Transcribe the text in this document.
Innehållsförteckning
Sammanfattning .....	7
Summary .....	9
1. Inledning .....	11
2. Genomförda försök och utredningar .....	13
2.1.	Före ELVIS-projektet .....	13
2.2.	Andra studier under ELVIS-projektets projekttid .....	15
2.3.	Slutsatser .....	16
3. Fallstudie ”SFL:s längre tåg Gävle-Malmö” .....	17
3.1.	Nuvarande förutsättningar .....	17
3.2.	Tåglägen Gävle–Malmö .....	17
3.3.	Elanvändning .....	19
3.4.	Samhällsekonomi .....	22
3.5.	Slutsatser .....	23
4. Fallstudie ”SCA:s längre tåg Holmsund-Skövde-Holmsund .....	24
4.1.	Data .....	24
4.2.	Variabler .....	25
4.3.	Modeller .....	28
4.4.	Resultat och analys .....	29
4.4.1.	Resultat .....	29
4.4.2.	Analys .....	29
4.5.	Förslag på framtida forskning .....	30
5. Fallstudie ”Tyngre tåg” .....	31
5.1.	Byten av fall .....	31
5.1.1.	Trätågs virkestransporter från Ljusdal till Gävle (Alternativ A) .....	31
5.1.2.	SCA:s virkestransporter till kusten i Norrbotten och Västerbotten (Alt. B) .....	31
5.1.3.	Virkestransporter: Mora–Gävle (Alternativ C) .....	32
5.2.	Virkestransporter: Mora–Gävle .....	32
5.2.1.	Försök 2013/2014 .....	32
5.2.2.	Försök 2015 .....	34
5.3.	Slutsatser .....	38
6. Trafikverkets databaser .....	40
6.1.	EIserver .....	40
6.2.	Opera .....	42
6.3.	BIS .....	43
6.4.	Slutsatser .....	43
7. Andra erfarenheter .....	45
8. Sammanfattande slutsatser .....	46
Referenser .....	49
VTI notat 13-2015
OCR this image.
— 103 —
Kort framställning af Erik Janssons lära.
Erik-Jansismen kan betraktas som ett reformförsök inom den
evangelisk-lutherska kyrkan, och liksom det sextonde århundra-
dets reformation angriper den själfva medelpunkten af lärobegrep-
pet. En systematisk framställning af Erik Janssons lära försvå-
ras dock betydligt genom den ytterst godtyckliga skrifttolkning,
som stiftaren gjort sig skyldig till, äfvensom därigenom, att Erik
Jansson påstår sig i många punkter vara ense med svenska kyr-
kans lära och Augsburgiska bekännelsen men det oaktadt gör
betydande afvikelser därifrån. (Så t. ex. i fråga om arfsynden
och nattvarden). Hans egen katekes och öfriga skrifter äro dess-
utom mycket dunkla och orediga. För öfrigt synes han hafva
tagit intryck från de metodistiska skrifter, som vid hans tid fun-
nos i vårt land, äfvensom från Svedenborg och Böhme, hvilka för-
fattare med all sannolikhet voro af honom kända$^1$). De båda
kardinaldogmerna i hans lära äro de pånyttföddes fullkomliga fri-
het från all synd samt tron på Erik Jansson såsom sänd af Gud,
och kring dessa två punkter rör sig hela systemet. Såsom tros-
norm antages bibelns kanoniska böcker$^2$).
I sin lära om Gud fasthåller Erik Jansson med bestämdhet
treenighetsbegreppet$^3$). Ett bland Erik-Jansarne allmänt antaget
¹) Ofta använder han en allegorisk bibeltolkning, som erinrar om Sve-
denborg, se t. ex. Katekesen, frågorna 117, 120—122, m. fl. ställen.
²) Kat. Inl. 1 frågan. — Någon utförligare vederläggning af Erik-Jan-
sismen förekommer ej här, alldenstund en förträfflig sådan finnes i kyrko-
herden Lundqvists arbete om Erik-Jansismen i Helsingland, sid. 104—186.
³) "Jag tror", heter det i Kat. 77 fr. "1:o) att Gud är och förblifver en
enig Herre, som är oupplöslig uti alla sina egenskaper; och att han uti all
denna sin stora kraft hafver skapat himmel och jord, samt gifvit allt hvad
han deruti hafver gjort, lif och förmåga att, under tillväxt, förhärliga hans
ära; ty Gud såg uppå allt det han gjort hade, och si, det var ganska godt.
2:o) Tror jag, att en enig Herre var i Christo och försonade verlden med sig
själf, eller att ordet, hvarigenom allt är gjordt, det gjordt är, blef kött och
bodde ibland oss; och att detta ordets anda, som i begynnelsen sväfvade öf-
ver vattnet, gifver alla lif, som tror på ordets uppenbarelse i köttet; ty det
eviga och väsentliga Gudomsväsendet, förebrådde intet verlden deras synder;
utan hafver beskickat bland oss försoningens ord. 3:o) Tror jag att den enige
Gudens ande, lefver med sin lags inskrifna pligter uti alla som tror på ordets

■ What needs to be done
Tally the lines of the listing that include "Resultat". Nothing but the resulting number should be returned.

■ Reply
2